- Directed by: Karl Hartl
- Written by: Ernst Lothar (novel); Karl Hartl; Franz Tassié;
- Produced by: Karl Ehrlich
- Starring: Paula Wessely; Helene Thimig; Maria Schell;
- Cinematography: Günther Anders
- Edited by: Josefine Ramerstorfer
- Music by: José Padilla; Willy Schmidt-Gentner;
- Production company: Neue Wiener Filmproduktion
- Distributed by: Sascha-Verleih
- Release date: 19 August 1948;
- Running time: 138 minutes
- Country: Austria
- Language: German

= The Angel with the Trumpet (1948 film) =

1948 film

The Angel with the Trumpet (German: Der Engel mit der Posaune) is a 1948 Austrian historical drama film directed by Karl Hartl and starring Paula Wessely, Helene Thimig and Maria Schell. It is based on the novel of the same name by Ernst Lothar. The film was remade in Britain in 1950, under the same title. It entered 1948 Venice International Film Festival.

It was shot at the Rosenhügel Studios in Vienna. The film's sets were designed by the art directors Otto Niedermoser and Walter Schmiedel.

==Plot==
A family saga set in Vienna from the late nineteenth century to 1945's post-war period. Henriette Stein, the daughter of a Jewish academic, has been having an affair with Crown Prince Rudolf. When the affair ends, she hopes to marry Franz Alt, head of a piano-manufacturing firm. That marriage takes place the same day as Rudolf's suicide in Mayerling. Years pass, Henriette and Franz have children, yet she's tempted by another man. What will she do? And what will become of her when the Nazis come to power in Austria?

==Cast==
- Paula Wessely as Henriette Stein
- Helene Thimig as Gretel Paskiewicz, geb. Alt
- Hedwig Bleibtreu as Sophie Alt
- Alma Seidler as Pauline Drauffen, geb. Alt
- Maria Schell as Selma Rosner
- Adrienne Gessner as Fürstin Pauline Metternich
- Erni Mangold as Martha Monica Alt
- Attila Hörbiger as Franz Alt
- Paul Hörbiger as Otto Eberhard Alt
- Hans Holt as Hans Alt
- Oskar Werner as Hermann Alt
- Fred Liewehr as Kronprinz Rudolf
- Curd Jürgens as Graf Leopold Thraun
- Anton Edthofer as Kaiser Franz Josef
- Gustav Waldau as Simmerl
- Karl Günther as Oberst Paskiewicz
- Hermann Erhardt as Josef Drauffen
- Alfred Neugebauer as Kriminalbeamter
- Karl Paryla as Czerny
- Karlheinz Böhm as Franz Alt jr.

== Bibliography ==
- Fritsche, Maria. Homemade Men in Postwar Austrian Cinema: Nationhood, Genre and Masculinity. Berghahn Books, 2013.

------------

_EXERCISE REQUIREMENTS_
(1) In the film article, at which studios was the film shot?
(2) Update the passage of the film article that opens with the words containing "The Angel with the Trumpet (German: Der" and closes with "International Film Festival.", replacing "remade" with "filmed again".

------------

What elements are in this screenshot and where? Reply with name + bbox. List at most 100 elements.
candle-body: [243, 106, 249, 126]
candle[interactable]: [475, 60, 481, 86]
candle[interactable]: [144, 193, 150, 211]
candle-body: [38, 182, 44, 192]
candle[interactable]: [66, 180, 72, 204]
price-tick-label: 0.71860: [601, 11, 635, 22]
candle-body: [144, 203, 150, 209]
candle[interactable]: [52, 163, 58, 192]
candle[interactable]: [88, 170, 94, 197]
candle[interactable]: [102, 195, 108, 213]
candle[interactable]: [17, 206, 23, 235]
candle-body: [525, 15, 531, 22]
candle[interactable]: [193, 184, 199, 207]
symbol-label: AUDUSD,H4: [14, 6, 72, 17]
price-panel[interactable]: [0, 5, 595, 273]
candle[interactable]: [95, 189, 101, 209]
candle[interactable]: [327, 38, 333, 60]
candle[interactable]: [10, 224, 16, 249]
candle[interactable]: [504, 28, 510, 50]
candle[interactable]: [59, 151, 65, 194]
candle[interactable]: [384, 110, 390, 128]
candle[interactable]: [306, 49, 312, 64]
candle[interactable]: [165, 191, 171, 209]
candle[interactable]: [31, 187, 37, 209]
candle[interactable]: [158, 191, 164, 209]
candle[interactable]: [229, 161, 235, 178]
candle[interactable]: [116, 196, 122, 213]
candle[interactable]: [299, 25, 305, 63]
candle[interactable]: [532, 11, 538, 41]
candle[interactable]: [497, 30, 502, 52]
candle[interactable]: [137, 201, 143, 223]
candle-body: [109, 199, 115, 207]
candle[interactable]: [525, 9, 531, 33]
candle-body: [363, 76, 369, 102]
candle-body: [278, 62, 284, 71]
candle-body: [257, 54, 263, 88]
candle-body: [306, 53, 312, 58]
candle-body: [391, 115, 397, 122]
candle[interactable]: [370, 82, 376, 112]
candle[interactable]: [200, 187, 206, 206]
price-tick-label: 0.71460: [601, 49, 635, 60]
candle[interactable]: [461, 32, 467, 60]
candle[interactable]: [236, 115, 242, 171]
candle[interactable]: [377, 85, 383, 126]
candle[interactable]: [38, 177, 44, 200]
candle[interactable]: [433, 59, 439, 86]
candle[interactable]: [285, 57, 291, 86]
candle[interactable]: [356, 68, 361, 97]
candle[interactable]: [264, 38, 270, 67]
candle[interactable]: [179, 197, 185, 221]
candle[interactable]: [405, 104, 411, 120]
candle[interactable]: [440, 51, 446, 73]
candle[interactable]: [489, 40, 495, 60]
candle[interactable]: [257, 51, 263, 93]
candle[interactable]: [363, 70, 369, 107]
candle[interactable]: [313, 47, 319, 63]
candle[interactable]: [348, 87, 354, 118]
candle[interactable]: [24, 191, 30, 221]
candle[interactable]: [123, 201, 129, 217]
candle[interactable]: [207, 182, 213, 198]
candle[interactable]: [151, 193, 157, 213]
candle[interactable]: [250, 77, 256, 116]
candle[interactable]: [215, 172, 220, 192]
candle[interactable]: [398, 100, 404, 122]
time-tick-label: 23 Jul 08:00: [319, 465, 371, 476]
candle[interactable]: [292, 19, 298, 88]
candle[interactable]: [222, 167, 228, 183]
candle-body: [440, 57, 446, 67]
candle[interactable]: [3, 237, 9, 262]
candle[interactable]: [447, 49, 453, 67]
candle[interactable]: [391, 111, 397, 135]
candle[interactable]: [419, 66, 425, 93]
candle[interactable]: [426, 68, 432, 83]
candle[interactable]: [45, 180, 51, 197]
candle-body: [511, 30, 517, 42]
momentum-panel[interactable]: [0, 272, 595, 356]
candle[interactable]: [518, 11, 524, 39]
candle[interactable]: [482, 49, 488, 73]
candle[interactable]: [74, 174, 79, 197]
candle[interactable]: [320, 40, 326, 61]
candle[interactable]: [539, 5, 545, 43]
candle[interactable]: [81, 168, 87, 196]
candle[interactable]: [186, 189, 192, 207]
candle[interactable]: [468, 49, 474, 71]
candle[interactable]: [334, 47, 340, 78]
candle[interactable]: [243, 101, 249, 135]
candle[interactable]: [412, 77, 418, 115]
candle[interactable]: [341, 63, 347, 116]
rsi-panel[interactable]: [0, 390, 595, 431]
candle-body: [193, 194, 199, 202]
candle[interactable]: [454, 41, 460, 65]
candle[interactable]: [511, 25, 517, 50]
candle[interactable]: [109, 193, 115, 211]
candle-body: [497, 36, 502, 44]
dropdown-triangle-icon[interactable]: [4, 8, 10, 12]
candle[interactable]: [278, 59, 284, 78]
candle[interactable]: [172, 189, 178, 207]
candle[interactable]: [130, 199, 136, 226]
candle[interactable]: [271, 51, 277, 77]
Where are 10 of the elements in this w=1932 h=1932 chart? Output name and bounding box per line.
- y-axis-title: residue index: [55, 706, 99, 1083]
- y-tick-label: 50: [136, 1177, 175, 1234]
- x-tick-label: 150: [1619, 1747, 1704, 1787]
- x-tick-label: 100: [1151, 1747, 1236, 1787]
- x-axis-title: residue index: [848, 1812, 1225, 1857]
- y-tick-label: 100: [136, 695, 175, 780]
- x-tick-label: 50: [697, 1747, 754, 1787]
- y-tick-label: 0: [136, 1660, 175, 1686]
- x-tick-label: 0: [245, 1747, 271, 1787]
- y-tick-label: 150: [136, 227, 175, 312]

------------

_SOLVED PROBLEMS_
(1) At the Rosenhügel Studios in Vienna.

(2)
The Angel with the Trumpet (German: Der Engel mit der Posaune) is a 1948 Austrian historical drama film directed by Karl Hartl and starring Paula Wessely, Helene Thimig and Maria Schell. It is based on the novel of the same name by Ernst Lothar. The film was filmed again in Britain in 1950, under the same title. It entered 1948 Venice International Film Festival.